Rows
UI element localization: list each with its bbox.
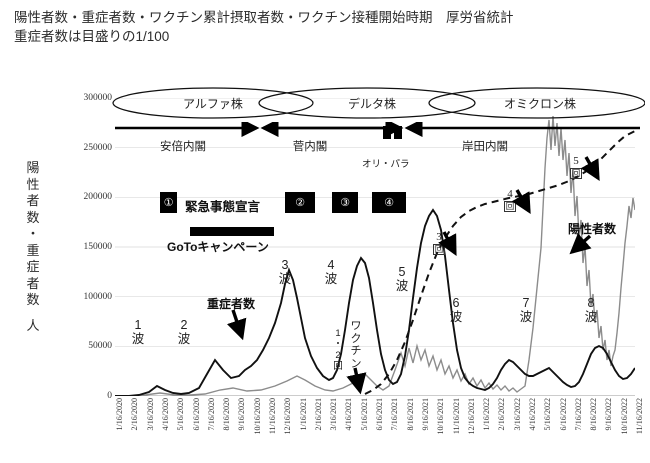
emergency-marker-4: ④ [372,192,406,213]
x-tick: 3/16/2021 [329,398,339,431]
y-axis-title-char: 性 [26,176,40,192]
x-tick: 11/16/2021 [451,398,461,435]
x-tick: 7/16/2021 [390,398,400,431]
y-axis-title-char: 者 [26,193,40,208]
x-tick: 1/16/2021 [298,398,308,431]
x-tick: 5/16/2022 [543,398,553,431]
y-axis-title-char: 重 [26,242,40,258]
variant-ellipse-delta [258,87,476,119]
x-tick: 9/16/2022 [604,398,614,431]
x-tick: 11/16/2022 [635,398,644,435]
x-tick: 4/16/2020 [160,398,170,431]
variant-ellipse-alpha [112,87,314,119]
x-tick: 10/16/2020 [252,398,262,435]
cabinet-label-suga: 菅内閣 [292,141,328,153]
y-axis-title-char: 陽 [26,160,40,175]
annotation-vaccine-label: ワ ク チ ン [350,320,362,370]
x-tick: 8/16/2021 [405,398,415,431]
variant-label-alpha: アルファ株 [183,97,243,111]
x-tick: 6/16/2020 [191,398,201,431]
cabinet-label-abe: 安倍内閣 [160,141,206,153]
y-tick: 150000 [83,242,113,252]
paralympics-marker-block [394,126,402,139]
y-tick: 100000 [83,291,113,302]
x-tick: 7/16/2022 [573,398,583,431]
page-title: 陽性者数・重症者数・ワクチン累計摂取者数・ワクチン接種開始時期 厚労省統計 重症… [14,8,644,46]
series-black-line [115,208,635,396]
gridlines [115,98,635,347]
annotation-dose-1-2-label: 1 ・ 2 回 [333,328,343,372]
x-tick: 2/16/2021 [313,398,323,431]
y-tick: 50000 [88,341,112,352]
chart-plot-area [115,98,635,396]
series-vaccine-dashed [364,130,635,395]
x-tick: 5/16/2020 [176,398,186,431]
goto-campaign-bar [190,227,274,236]
y-tick: 200000 [83,192,113,203]
y-axis-title-char: 数 [26,209,40,225]
y-axis-title-char: 症 [26,259,40,274]
x-tick: 2/16/2020 [130,398,140,431]
x-tick: 2/16/2022 [497,398,507,431]
x-tick: 4/16/2022 [527,398,537,431]
variant-label-delta: デルタ株 [347,97,396,111]
title-line-1: 陽性者数・重症者数・ワクチン累計摂取者数・ワクチン接種開始時期 厚労省統計 [14,10,514,25]
y-axis-unit: 人 [26,317,40,333]
annotation-severe-label: 重症者数 [207,297,256,311]
variant-periods: アルファ株 デルタ株 オミクロン株 [105,86,646,122]
x-axis-ticks: 1/16/2020 2/16/2020 3/16/2020 4/16/2020 … [115,398,644,460]
x-tick: 3/16/2020 [145,398,155,431]
x-tick: 8/16/2020 [222,398,232,431]
x-tick: 1/16/2020 [115,398,124,431]
x-tick: 6/16/2022 [558,398,568,431]
x-tick: 10/16/2022 [619,398,629,435]
emergency-marker-2: ② [285,192,315,213]
x-tick: 12/16/2021 [466,398,476,435]
x-tick: 10/16/2021 [436,398,446,435]
y-tick: 300000 [83,93,113,103]
y-axis-title-char: 数 [26,292,40,307]
emergency-marker-1: ① [160,192,177,213]
cabinet-label-kishida: 岸田内閣 [462,141,508,153]
emergency-marker-3: ③ [332,192,358,213]
olympics-label: オリ・パラ [362,159,410,170]
y-tick: 0 [107,391,112,401]
x-tick: 3/16/2022 [512,398,522,431]
x-tick: 9/16/2021 [420,398,430,431]
x-tick: 8/16/2022 [589,398,599,431]
x-tick: 12/16/2020 [283,398,293,435]
olympics-marker-block [383,126,391,139]
y-tick: 250000 [83,142,113,153]
title-line-2: 重症者数は目盛りの1/100 [14,29,170,44]
cabinet-period-arrows [105,118,645,138]
goto-campaign-label: GoToキャンペーン [167,240,269,254]
y-axis-title: 陽 性 者 数 ・ 重 症 者 数 人 [22,160,44,334]
x-tick: 11/16/2020 [267,398,277,435]
annotation-positive-label: 陽性者数 [568,222,617,236]
y-axis-title-char: ・ [26,226,40,241]
variant-label-omicron: オミクロン株 [503,97,576,111]
x-tick: 5/16/2021 [359,398,369,431]
x-tick: 6/16/2021 [375,398,384,431]
x-tick: 7/16/2020 [206,398,216,431]
x-tick: 4/16/2021 [344,398,354,431]
y-axis-ticks: 300000 250000 200000 150000 100000 50000… [56,0,113,463]
series-gray-line [115,115,635,396]
x-tick: 9/16/2020 [237,398,247,431]
x-tick: 1/16/2022 [482,398,492,431]
emergency-title: 緊急事態宣言 [185,200,261,214]
y-axis-title-char: 者 [26,275,40,291]
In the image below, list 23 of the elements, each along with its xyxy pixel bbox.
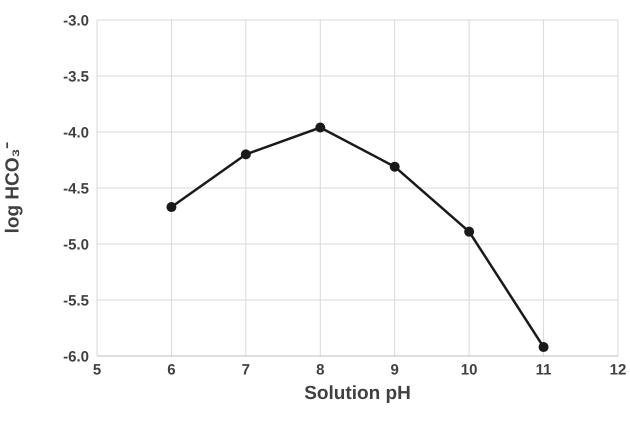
point: [390, 162, 400, 172]
y-tick-label: -4.0: [63, 124, 89, 142]
point: [166, 202, 176, 212]
point: [464, 226, 474, 237]
x-axis-title: Solution pH: [304, 383, 411, 404]
y-tick-label: -5.0: [63, 236, 89, 254]
y-tick-label: -3.5: [63, 68, 89, 86]
y-tick-label: -5.5: [63, 292, 89, 310]
x-tick-label: 5: [92, 362, 102, 379]
x-tick-label: 6: [167, 362, 176, 379]
point: [315, 122, 326, 133]
point: [538, 342, 549, 352]
y-tick-label: -4.5: [63, 180, 89, 198]
x-tick-label: 8: [316, 362, 324, 379]
x-tick-label: 11: [536, 362, 552, 379]
x-tick-label: 9: [390, 362, 399, 379]
y-axis-title: log HCO₃⁻: [2, 142, 24, 234]
y-tick-label: -6.0: [63, 348, 89, 366]
x-tick-label: 7: [242, 362, 250, 379]
x-tick-label: 12: [610, 362, 626, 379]
point: [240, 149, 251, 160]
x-tick-label: 10: [460, 362, 478, 379]
y-tick-label: -3.0: [63, 12, 89, 30]
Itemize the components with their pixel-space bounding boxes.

Requirements
Rewrite the lines from the one containing "emergency-marker-4: ④ [372,192,406,213]" up to and including the one containing "paralympics-marker-block [394,126,402,139]", swapping "y-axis-title-char" for "y-axis-label-char" and leaving everything else unchanged. Return only those lines.

Full response
emergency-marker-4: ④ [372,192,406,213]
x-tick: 3/16/2021 [329,398,339,431]
y-axis-label-char: 性 [26,176,40,192]
x-tick: 11/16/2021 [451,398,461,435]
x-tick: 7/16/2021 [390,398,400,431]
y-axis-label-char: 者 [26,193,40,208]
x-tick: 1/16/2021 [298,398,308,431]
x-tick: 5/16/2022 [543,398,553,431]
y-axis-label-char: 重 [26,242,40,258]
variant-ellipse-delta [258,87,476,119]
x-tick: 9/16/2022 [604,398,614,431]
x-tick: 11/16/2022 [635,398,644,435]
x-tick: 4/16/2020 [160,398,170,431]
variant-ellipse-alpha [112,87,314,119]
x-tick: 10/16/2020 [252,398,262,435]
cabinet-label-suga: 菅内閣 [292,141,328,153]
y-axis-label-char: 陽 [26,160,40,175]
annotation-vaccine-label: ワ ク チ ン [350,320,362,370]
x-tick: 8/16/2021 [405,398,415,431]
variant-label-alpha: アルファ株 [183,97,243,111]
x-tick: 6/16/2020 [191,398,201,431]
cabinet-label-abe: 安倍内閣 [160,141,206,153]
y-tick: 150000 [83,242,113,252]
paralympics-marker-block [394,126,402,139]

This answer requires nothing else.